→ Short problem:
Identify every line containing the word "stimme" and reproduce each one.

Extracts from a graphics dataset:
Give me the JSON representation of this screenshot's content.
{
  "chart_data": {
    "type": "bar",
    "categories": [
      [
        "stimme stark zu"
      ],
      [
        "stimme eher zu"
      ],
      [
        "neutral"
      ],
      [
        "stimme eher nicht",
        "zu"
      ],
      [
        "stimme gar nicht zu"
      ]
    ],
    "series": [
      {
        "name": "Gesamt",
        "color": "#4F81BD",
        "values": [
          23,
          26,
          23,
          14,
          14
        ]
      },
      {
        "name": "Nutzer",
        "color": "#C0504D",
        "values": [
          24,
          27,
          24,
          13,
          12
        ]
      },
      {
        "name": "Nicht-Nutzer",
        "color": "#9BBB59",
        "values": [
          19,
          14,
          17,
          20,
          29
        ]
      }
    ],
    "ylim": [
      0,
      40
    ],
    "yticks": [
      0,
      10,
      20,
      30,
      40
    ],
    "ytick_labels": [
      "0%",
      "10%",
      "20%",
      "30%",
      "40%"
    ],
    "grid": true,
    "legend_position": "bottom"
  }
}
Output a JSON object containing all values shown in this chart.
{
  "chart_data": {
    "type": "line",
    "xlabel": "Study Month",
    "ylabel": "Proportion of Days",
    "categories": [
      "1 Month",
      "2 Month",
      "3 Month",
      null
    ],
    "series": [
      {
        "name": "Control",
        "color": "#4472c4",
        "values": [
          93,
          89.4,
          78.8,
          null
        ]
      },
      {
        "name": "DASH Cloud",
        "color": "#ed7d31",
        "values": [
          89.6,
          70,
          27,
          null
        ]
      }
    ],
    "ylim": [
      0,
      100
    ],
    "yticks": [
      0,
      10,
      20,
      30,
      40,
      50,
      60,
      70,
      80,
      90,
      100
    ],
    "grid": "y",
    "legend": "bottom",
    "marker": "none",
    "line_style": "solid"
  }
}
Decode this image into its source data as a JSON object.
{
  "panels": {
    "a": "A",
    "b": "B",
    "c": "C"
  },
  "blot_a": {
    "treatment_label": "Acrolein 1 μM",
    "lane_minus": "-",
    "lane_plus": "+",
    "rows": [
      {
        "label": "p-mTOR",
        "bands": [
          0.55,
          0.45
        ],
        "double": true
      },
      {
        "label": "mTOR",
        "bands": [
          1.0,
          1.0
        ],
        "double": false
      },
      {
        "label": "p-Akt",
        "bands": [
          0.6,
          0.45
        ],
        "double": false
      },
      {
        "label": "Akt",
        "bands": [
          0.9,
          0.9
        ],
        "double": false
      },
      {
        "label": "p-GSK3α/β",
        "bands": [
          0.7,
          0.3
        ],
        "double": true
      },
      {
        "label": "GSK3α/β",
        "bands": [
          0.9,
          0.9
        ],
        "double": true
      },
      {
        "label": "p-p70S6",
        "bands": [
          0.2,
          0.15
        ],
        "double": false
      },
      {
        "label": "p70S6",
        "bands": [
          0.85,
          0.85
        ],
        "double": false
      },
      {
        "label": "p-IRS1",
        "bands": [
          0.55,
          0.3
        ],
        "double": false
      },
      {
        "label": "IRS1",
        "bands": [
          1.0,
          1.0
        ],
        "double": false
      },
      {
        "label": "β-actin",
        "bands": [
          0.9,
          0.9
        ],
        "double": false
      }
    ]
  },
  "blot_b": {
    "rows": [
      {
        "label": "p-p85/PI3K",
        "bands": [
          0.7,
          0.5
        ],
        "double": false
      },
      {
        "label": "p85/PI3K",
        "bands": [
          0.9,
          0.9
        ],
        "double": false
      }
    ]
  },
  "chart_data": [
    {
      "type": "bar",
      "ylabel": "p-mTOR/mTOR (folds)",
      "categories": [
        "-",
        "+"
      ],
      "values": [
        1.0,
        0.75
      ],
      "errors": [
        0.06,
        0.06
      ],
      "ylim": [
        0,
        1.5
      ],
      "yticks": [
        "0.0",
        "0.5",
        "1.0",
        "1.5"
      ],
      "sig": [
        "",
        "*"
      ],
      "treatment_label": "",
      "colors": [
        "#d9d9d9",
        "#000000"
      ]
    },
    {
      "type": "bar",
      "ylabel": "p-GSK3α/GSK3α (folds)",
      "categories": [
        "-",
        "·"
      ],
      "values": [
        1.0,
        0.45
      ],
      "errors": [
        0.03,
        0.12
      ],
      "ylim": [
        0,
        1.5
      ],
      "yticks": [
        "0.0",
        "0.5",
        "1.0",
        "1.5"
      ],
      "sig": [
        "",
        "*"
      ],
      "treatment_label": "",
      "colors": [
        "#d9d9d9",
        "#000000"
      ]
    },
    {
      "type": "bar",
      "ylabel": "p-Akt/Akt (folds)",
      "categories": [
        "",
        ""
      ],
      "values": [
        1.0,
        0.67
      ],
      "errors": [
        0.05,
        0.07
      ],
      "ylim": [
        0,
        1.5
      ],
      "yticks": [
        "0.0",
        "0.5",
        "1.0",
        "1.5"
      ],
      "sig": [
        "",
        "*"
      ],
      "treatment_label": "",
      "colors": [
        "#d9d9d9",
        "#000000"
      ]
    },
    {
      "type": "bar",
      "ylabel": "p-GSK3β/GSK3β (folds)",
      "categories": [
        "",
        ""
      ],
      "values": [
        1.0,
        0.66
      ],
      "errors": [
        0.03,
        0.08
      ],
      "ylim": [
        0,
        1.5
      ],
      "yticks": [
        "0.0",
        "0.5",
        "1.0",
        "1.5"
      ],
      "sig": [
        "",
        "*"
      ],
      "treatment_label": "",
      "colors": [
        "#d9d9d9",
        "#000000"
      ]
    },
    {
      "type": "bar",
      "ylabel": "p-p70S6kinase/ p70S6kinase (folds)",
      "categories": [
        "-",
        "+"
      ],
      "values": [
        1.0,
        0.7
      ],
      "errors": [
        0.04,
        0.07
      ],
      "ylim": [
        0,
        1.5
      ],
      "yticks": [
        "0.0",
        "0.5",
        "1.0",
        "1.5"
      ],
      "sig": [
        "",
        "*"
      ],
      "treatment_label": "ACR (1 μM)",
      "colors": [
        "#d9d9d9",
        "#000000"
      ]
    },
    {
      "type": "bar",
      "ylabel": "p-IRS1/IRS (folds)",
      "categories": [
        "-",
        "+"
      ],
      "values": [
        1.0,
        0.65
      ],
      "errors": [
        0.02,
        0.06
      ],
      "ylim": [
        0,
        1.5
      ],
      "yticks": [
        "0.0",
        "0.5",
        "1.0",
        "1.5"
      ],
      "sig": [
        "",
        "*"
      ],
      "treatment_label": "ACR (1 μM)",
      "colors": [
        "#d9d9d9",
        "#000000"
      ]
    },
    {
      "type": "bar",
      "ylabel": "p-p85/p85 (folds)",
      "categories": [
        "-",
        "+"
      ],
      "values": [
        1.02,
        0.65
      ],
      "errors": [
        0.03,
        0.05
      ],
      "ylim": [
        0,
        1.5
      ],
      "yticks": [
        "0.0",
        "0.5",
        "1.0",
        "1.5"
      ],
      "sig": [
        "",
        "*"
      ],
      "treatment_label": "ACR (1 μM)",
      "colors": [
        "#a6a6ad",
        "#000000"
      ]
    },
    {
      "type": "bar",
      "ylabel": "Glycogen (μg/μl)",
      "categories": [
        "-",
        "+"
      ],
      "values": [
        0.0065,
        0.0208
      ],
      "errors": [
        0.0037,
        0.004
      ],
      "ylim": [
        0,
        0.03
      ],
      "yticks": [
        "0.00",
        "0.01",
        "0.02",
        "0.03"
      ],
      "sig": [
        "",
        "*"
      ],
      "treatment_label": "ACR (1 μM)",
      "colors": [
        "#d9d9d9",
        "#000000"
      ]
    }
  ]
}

→ The output:
        "stimme stark zu"
        "stimme eher zu"
        "stimme eher nicht",
        "stimme gar nicht zu"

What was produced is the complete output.